> Task to carry out: Pictures appear in the records below; write out everything else exactly.

> Supplied records:
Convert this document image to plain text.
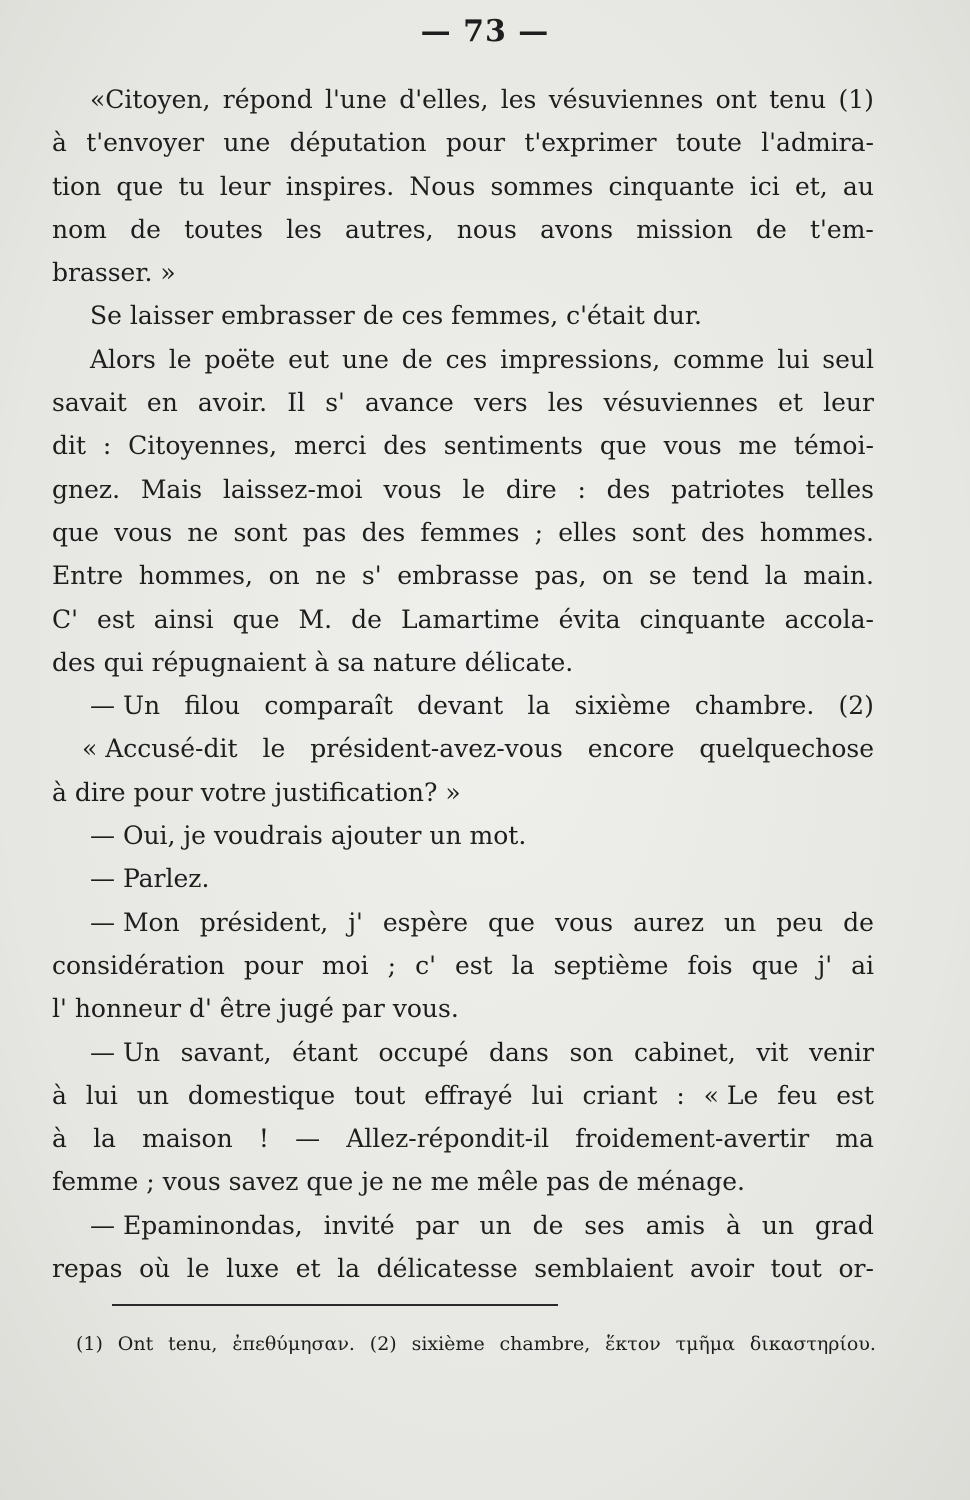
— 73 —
«Citoyen, répond l'une d'elles, les vésuviennes ont tenu (1)
à t'envoyer une députation pour t'exprimer toute l'admira-
tion que tu leur inspires. Nous sommes cinquante ici et, au
nom de toutes les autres, nous avons mission de t'em-
brasser. »
Se laisser embrasser de ces femmes, c'était dur.
Alors le poëte eut une de ces impressions, comme lui seul
savait en avoir. Il s' avance vers les vésuviennes et leur
dit : Citoyennes, merci des sentiments que vous me témoi-
gnez. Mais laissez-moi vous le dire : des patriotes telles
que vous ne sont pas des femmes ; elles sont des hommes.
Entre hommes, on ne s' embrasse pas, on se tend la main.
C' est ainsi que M. de Lamartime évita cinquante accola-
des qui répugnaient à sa nature délicate.
— Un filou comparaît devant la sixième chambre. (2)
« Accusé-dit le président-avez-vous encore quelquechose
à dire pour votre justification? »
— Oui, je voudrais ajouter un mot.
— Parlez.
— Mon président, j' espère que vous aurez un peu de
considération pour moi ; c' est la septième fois que j' ai
l' honneur d' être jugé par vous.
— Un savant, étant occupé dans son cabinet, vit venir
à lui un domestique tout effrayé lui criant : « Le feu est
à la maison ! — Allez-répondit-il froidement-avertir ma
femme ; vous savez que je ne me mêle pas de ménage.
— Epaminondas, invité par un de ses amis à un grad
repas où le luxe et la délicatesse semblaient avoir tout or-
(1) Ont tenu, ἐπεθύμησαν. (2) sixième chambre, ἕκτον τμῆμα δικαστηρίου.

> Reply:
Convert this document image to plain text.
— 73 —
«Citoyen, répond l'une d'elles, les vésuviennes ont tenu (1)
à t'envoyer une députation pour t'exprimer toute l'admira-
tion que tu leur inspires. Nous sommes cinquante ici et, au
nom de toutes les autres, nous avons mission de t'em-
brasser. »
Se laisser embrasser de ces femmes, c'était dur.
Alors le poëte eut une de ces impressions, comme lui seul
savait en avoir. Il s' avance vers les vésuviennes et leur
dit : Citoyennes, merci des sentiments que vous me témoi-
gnez. Mais laissez-moi vous le dire : des patriotes telles
que vous ne sont pas des femmes ; elles sont des hommes.
Entre hommes, on ne s' embrasse pas, on se tend la main.
C' est ainsi que M. de Lamartime évita cinquante accola-
des qui répugnaient à sa nature délicate.
— Un filou comparaît devant la sixième chambre. (2)
« Accusé-dit le président-avez-vous encore quelquechose
à dire pour votre justification? »
— Oui, je voudrais ajouter un mot.
— Parlez.
— Mon président, j' espère que vous aurez un peu de
considération pour moi ; c' est la septième fois que j' ai
l' honneur d' être jugé par vous.
— Un savant, étant occupé dans son cabinet, vit venir
à lui un domestique tout effrayé lui criant : « Le feu est
à la maison ! — Allez-répondit-il froidement-avertir ma
femme ; vous savez que je ne me mêle pas de ménage.
— Epaminondas, invité par un de ses amis à un grad
repas où le luxe et la délicatesse semblaient avoir tout or-
(1) Ont tenu, ἐπεθύμησαν. (2) sixième chambre, ἕκτον τμῆμα δικαστηρίου.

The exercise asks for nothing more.